EXERCISE TASK: Give the number of lines that hold the string "JSON". Nothing else is needed.

SUPPLIED RECORDS:
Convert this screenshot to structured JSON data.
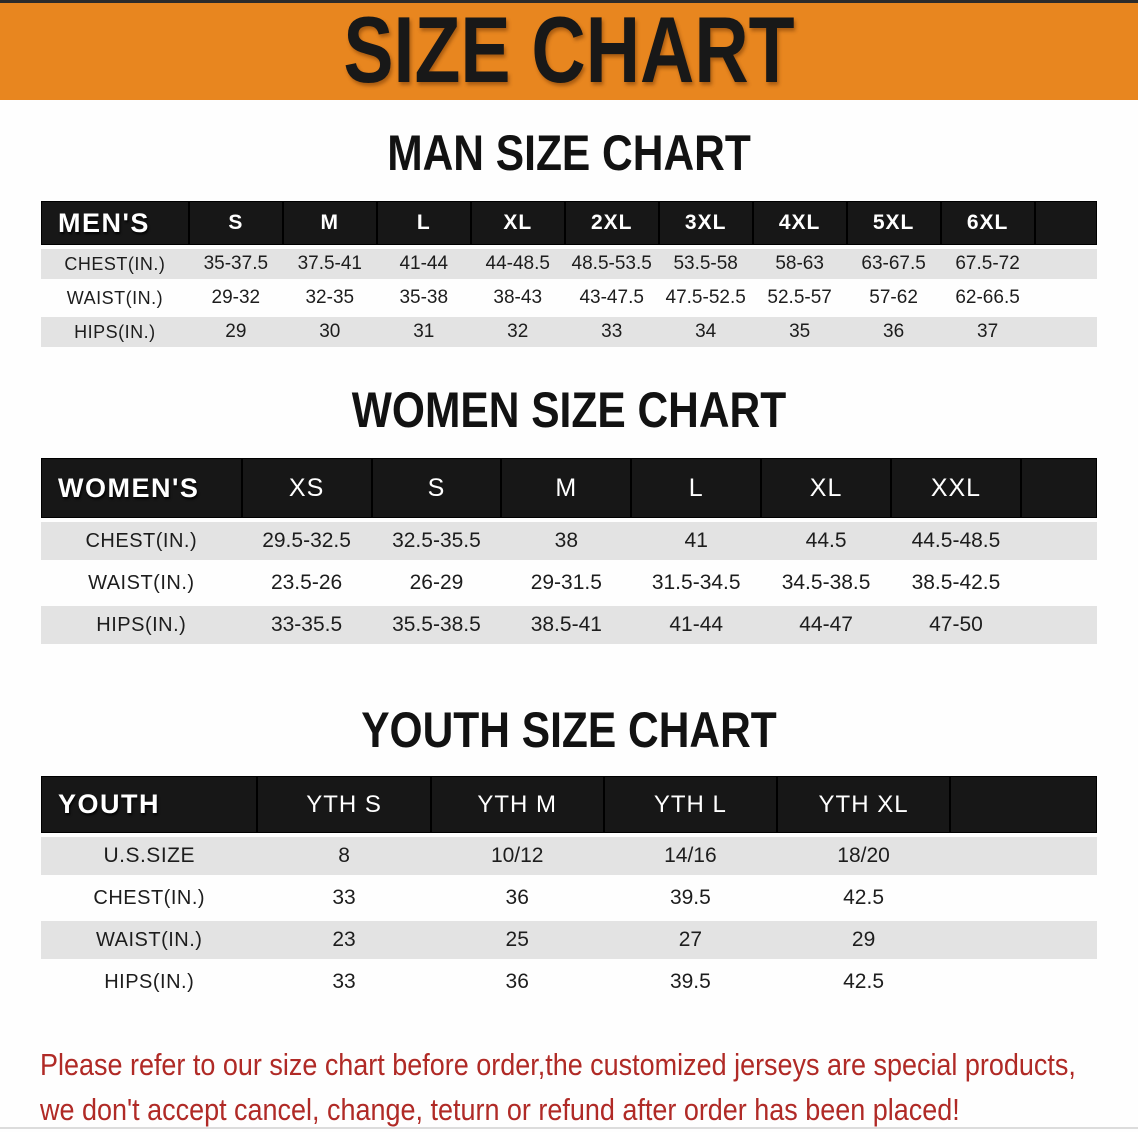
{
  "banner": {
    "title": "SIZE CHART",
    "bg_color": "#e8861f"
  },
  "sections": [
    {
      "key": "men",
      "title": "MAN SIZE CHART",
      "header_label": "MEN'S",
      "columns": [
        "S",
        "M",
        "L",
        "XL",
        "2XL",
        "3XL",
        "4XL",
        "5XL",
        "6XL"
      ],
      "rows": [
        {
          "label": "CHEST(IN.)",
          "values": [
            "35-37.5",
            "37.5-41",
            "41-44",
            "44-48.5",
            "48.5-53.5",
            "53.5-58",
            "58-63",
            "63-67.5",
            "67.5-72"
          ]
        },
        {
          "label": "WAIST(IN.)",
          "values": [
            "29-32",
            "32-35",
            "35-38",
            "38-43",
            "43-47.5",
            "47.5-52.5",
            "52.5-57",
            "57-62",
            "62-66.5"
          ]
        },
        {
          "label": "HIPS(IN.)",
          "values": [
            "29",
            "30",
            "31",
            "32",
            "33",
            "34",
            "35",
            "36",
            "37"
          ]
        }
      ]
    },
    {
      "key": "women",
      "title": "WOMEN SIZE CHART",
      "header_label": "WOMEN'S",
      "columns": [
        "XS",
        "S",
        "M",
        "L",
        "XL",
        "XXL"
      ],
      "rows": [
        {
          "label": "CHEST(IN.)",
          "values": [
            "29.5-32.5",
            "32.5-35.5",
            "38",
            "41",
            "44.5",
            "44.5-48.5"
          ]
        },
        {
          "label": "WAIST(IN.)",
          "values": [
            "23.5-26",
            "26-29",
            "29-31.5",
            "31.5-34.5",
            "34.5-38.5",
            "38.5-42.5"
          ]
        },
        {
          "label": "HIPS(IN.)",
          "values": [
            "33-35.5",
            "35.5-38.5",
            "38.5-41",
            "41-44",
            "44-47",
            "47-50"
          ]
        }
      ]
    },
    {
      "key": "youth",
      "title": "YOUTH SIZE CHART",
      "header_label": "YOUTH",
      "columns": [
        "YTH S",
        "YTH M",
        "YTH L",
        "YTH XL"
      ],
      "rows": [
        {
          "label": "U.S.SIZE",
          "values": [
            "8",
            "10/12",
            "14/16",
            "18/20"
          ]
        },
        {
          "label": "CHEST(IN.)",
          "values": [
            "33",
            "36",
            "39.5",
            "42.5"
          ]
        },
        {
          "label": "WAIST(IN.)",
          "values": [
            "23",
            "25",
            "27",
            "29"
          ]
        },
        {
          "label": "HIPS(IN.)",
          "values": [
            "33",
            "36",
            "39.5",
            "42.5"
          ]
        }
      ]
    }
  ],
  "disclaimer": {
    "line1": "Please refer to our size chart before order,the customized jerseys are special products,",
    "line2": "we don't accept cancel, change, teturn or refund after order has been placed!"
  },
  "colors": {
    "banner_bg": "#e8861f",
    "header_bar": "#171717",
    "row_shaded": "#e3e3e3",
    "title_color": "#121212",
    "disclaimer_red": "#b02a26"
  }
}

...

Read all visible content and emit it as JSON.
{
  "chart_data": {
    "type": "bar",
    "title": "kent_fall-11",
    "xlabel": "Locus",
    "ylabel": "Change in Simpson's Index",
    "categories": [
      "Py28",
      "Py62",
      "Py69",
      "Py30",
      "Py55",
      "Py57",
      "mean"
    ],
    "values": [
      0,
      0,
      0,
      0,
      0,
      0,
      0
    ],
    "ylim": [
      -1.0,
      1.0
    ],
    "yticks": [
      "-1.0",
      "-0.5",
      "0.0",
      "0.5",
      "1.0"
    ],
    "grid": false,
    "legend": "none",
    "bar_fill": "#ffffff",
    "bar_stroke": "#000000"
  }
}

COMPLETE ANSWER: 2